- _What you should do_: Reproduce the passage from the PyPI testing infrastructure page word for word, from "Two students (Boris" up to and including "been detailed below.".

- _Passage to read_:
· · · · ·

Pypi Testing Infrastructure
- General designs
- existing solutions
- weekly meeting report
- Gsoc 2011
Pypi Testing Infrastructure
The Python Package Index (namely PyPI) allows anyone to upload projects. This testing infrastructure wants to provide a way to analyse the distributions available at pypi using metrics such as test coverage, test results, PEP8 etc. as well as feedback on the installation (does it went well? are some weird files modified? etc.)
This wiki page defines the features that will be part of this testing infrastructure, as well as the metrics that will be used.
Two students (Boris and Yeswanth) are currently working on this project. You can follow the overall progress on their respective blogs:
- Raw data: the data generated by tasks execution.
- Report: evaluation of the different features/attributes of the data.
- Task: execution which produce raw data and "output". eg build, install, unittest, pylint...
The entire project has been divided into two parts - Environment part and Execution part . Each part has been detailed below.
- The environment part of the project is responsible for creating an abstraction for the execution part . It handles delivery of distributions (and its dependencies), to the execution part( to run tests on them). It handles all the protocols required to communicate to the PyPI repository and also to the different architecture used in the project. It subscribes to uploaded packages from PyPI for testing them (testing done by the execution part). It is also responisible for setting up the environment required for testing and to deliver the packages to the execution part for testing them .

· · · · ·

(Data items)
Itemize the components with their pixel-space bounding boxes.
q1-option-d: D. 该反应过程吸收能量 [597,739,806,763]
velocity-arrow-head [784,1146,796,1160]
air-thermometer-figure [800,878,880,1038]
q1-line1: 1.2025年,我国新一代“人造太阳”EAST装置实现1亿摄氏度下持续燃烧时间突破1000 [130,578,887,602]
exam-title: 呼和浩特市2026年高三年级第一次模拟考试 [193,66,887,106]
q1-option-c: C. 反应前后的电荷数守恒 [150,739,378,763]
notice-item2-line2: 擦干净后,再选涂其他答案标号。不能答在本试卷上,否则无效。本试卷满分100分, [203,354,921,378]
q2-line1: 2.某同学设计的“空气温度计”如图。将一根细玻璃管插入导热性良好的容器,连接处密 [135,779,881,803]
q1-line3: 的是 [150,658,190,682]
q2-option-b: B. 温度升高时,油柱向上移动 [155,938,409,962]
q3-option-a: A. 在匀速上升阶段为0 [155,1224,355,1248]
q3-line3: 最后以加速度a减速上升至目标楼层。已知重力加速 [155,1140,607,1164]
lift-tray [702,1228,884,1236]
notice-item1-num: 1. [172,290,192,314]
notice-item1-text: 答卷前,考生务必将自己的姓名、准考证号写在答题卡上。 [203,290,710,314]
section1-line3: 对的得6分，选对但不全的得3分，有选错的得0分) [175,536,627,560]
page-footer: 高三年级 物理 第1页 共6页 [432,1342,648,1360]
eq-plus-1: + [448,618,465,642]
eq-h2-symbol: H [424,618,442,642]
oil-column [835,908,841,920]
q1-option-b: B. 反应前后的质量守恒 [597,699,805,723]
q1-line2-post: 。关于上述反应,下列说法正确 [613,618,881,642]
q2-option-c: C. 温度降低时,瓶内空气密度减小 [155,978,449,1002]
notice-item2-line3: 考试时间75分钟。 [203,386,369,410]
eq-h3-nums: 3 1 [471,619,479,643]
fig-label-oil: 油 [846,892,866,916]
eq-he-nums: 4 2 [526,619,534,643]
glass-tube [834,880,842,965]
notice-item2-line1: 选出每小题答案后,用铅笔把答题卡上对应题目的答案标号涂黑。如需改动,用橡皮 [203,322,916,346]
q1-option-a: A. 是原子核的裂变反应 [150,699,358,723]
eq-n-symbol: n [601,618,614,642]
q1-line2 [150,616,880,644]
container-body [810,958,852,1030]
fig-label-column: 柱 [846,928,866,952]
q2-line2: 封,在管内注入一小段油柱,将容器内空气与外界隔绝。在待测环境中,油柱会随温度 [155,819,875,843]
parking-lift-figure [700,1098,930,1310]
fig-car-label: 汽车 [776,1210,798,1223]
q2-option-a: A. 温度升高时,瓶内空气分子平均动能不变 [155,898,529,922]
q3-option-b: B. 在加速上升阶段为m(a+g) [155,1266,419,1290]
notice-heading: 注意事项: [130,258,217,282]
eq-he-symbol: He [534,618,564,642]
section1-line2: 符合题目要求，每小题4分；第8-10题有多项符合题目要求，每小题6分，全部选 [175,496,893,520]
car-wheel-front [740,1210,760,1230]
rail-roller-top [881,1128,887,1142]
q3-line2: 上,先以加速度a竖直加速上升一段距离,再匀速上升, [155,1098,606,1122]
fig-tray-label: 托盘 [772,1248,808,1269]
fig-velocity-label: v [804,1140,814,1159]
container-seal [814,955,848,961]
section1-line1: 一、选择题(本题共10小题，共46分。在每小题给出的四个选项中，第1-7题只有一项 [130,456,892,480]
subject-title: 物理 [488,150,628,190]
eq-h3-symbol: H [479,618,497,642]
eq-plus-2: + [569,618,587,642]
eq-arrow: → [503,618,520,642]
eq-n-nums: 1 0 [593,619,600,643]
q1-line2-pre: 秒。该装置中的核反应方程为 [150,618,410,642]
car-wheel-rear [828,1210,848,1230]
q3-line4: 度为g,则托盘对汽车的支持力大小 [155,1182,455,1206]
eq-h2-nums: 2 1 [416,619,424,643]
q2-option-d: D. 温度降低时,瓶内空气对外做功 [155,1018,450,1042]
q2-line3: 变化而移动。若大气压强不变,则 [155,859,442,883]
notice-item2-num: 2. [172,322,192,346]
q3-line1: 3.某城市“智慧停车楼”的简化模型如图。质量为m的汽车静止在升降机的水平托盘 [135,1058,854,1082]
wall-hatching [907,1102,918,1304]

· · · · ·

- _Exercise output_:
Two students (Boris and Yeswanth) are currently working on this project. You can follow the overall progress on their respective blogs:
- Raw data: the data generated by tasks execution.
- Report: evaluation of the different features/attributes of the data.
- Task: execution which produce raw data and "output". eg build, install, unittest, pylint...
The entire project has been divided into two parts - Environment part and Execution part . Each part has been detailed below.